Items from a figure collection
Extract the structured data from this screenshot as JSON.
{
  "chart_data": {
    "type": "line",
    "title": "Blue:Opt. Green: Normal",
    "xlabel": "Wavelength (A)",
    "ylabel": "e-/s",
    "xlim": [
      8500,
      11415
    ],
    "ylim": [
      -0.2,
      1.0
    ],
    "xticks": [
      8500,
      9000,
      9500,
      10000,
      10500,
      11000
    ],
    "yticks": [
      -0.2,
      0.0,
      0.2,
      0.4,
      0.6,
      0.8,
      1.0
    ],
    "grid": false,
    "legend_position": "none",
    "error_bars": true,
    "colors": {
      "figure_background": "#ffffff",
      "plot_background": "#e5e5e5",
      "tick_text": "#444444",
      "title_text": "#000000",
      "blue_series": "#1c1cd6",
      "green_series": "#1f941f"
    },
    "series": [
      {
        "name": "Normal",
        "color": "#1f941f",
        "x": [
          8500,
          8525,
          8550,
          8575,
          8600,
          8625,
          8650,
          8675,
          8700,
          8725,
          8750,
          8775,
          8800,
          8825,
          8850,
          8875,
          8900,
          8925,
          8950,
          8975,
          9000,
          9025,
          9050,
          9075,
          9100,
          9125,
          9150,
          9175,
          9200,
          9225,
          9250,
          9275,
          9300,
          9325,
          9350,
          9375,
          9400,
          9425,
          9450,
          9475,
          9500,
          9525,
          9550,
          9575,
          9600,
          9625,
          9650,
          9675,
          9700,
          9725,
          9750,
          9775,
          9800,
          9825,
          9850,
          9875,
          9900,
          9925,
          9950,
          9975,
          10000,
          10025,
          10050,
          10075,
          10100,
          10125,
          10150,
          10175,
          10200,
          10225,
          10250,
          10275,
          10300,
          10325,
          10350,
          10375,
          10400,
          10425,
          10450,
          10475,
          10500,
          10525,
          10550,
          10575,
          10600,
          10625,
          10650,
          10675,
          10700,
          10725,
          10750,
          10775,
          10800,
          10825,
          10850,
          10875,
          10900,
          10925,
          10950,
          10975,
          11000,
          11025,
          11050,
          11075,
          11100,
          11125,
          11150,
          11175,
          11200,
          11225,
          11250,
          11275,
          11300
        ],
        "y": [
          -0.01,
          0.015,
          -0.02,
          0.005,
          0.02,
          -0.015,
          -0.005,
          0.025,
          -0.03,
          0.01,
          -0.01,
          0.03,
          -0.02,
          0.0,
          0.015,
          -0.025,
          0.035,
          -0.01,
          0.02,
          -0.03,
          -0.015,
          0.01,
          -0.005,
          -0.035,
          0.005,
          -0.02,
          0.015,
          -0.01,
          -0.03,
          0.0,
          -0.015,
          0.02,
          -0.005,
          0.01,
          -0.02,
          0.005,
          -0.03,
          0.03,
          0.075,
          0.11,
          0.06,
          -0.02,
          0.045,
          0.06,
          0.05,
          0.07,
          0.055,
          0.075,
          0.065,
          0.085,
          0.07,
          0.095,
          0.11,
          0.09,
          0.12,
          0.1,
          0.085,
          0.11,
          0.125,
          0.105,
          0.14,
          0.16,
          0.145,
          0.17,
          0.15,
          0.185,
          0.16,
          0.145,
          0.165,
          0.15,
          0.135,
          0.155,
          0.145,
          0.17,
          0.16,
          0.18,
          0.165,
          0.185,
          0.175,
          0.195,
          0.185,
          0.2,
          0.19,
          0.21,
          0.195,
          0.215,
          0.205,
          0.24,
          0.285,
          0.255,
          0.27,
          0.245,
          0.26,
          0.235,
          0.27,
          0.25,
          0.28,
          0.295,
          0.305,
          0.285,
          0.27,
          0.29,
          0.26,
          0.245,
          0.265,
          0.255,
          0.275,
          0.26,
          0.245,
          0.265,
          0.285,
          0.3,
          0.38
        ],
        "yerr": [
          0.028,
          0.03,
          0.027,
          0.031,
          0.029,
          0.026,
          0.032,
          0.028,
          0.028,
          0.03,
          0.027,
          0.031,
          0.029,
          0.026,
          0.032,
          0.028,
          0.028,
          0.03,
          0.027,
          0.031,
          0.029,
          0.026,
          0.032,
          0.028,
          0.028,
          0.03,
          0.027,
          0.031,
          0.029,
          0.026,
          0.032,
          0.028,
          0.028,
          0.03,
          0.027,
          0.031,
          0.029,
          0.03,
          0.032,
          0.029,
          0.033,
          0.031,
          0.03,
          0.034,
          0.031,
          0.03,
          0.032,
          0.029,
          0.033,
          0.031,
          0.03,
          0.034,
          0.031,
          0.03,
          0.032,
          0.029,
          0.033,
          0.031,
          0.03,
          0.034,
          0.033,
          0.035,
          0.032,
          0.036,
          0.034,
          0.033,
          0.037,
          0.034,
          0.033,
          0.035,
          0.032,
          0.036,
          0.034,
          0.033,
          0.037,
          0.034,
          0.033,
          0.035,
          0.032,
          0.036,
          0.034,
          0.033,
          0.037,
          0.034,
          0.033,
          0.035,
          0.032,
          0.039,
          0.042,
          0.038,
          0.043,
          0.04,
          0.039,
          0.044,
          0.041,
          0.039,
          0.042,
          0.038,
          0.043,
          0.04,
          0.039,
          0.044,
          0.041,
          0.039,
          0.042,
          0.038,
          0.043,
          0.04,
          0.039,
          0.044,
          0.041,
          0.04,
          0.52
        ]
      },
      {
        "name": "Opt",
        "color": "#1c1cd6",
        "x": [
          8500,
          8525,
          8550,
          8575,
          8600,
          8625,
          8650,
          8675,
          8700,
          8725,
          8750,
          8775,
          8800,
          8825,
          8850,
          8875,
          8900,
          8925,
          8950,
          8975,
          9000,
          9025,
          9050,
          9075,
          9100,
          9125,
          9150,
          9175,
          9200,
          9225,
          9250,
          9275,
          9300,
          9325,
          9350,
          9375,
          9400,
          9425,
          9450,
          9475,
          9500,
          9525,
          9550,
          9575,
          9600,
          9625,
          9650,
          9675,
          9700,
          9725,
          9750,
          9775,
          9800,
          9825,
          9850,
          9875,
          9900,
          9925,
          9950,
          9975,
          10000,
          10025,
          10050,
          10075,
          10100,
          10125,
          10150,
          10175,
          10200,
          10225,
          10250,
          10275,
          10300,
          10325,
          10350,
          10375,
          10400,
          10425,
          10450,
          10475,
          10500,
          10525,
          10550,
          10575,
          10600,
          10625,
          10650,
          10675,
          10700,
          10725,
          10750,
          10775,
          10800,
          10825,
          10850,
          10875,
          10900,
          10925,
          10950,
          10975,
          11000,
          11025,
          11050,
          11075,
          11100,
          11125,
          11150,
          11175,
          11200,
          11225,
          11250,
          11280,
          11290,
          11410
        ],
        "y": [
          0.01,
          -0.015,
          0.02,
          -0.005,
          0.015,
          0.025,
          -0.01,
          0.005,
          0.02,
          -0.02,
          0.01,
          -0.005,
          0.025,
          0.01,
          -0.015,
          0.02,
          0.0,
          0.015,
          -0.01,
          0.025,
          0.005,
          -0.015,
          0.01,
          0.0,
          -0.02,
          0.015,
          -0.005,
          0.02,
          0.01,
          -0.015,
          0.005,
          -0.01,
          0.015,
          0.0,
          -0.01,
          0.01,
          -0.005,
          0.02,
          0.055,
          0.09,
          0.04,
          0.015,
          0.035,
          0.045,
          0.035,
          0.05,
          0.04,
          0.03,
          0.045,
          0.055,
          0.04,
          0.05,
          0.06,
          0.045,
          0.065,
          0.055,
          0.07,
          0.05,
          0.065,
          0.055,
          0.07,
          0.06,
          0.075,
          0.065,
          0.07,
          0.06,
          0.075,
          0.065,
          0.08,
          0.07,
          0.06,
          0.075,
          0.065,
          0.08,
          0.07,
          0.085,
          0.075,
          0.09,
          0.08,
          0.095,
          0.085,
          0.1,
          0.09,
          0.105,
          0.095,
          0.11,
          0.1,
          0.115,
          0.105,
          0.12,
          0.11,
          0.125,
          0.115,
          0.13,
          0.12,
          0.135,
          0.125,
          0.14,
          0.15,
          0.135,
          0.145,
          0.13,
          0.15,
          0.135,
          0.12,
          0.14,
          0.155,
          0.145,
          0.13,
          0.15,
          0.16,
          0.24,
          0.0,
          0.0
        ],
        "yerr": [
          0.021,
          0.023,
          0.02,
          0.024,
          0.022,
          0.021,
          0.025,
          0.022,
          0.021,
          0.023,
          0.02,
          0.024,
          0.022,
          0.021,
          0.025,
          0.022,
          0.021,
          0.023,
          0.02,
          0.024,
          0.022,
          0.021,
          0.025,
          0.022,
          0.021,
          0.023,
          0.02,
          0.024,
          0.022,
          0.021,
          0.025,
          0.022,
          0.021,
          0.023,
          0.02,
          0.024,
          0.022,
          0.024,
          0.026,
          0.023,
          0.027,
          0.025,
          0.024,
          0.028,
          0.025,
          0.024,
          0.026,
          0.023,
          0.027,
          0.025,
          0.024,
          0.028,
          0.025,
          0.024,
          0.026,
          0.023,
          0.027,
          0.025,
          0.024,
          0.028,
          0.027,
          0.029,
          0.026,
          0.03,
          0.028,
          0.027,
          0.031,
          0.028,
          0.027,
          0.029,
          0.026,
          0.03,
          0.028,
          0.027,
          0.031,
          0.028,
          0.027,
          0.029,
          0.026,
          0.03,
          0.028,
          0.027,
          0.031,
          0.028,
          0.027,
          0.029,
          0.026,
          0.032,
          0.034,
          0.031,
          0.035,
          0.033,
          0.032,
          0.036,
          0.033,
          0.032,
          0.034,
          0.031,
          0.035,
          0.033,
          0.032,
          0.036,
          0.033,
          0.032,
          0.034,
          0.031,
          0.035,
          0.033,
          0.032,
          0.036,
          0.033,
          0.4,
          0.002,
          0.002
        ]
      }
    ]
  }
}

Task requirements: Look through the entries above and list every line containing "Normal".

Answer to this problem:
    "title": "Blue:Opt. Green: Normal",
        "name": "Normal",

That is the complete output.